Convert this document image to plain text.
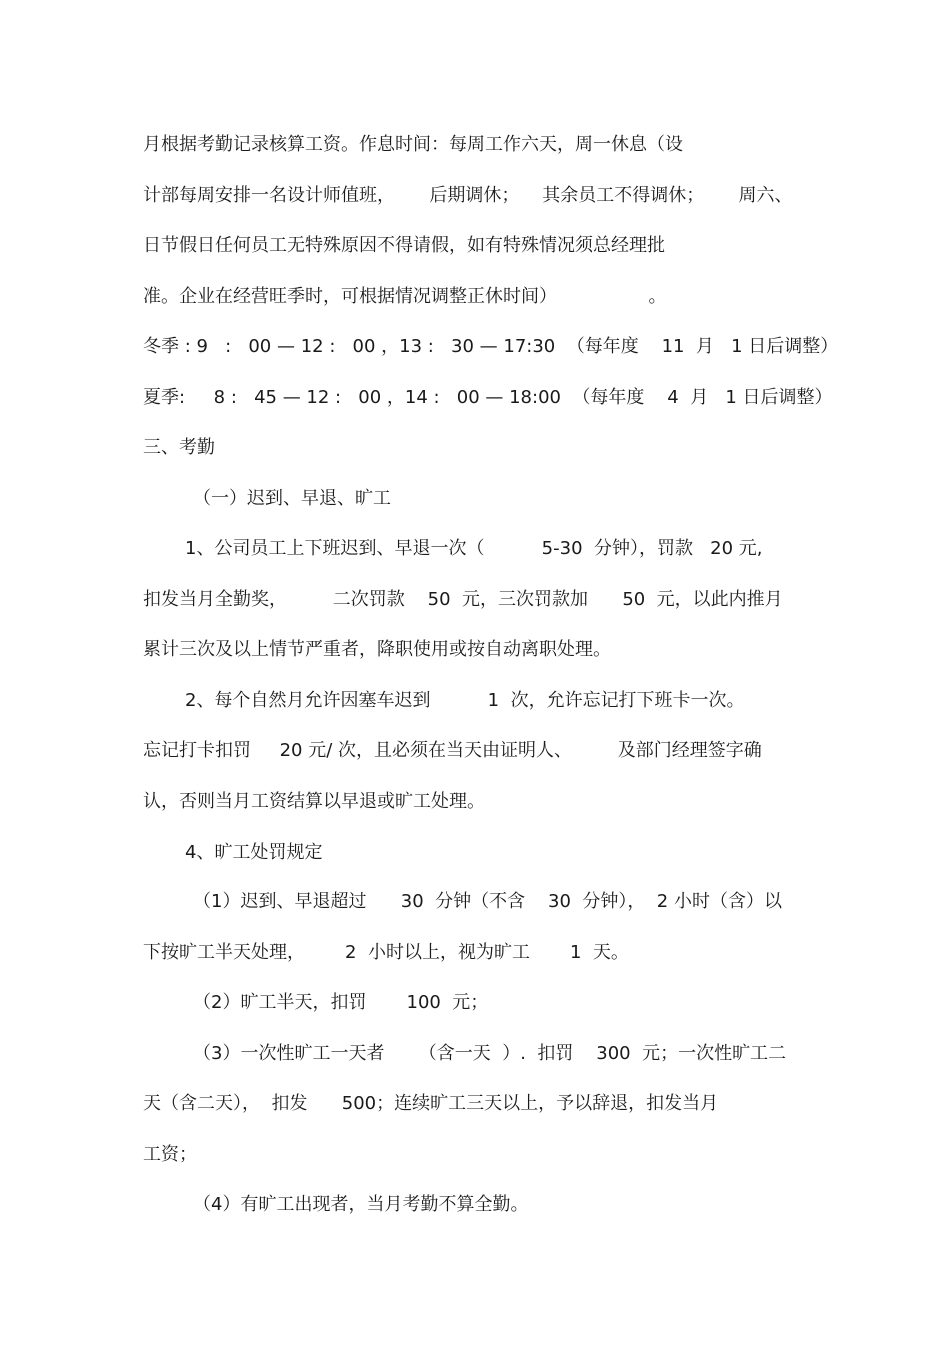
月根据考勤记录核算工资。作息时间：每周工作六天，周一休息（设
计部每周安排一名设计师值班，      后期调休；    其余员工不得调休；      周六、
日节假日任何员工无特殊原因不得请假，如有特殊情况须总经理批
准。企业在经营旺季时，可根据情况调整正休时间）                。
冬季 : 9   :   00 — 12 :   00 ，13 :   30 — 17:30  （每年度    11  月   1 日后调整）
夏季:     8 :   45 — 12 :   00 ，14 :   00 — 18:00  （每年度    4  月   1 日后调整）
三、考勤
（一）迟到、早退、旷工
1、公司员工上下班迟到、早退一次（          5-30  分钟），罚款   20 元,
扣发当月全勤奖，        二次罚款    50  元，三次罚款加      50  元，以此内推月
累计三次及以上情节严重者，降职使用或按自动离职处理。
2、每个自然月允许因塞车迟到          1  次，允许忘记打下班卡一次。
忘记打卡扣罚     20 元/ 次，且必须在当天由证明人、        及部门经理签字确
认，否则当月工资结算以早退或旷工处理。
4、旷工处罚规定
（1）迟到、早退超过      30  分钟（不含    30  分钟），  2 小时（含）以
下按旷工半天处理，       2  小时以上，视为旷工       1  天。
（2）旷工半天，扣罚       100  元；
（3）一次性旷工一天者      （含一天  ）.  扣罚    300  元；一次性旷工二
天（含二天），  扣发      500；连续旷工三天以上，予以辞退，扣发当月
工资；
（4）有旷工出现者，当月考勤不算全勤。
·····
> **Task description**: From the listing above, copy out each line where the word "日后调整" appears.

> **Task answer**:
冬季 : 9   :   00 — 12 :   00 ，13 :   30 — 17:30  （每年度    11  月   1 日后调整）
夏季:     8 :   45 — 12 :   00 ，14 :   00 — 18:00  （每年度    4  月   1 日后调整）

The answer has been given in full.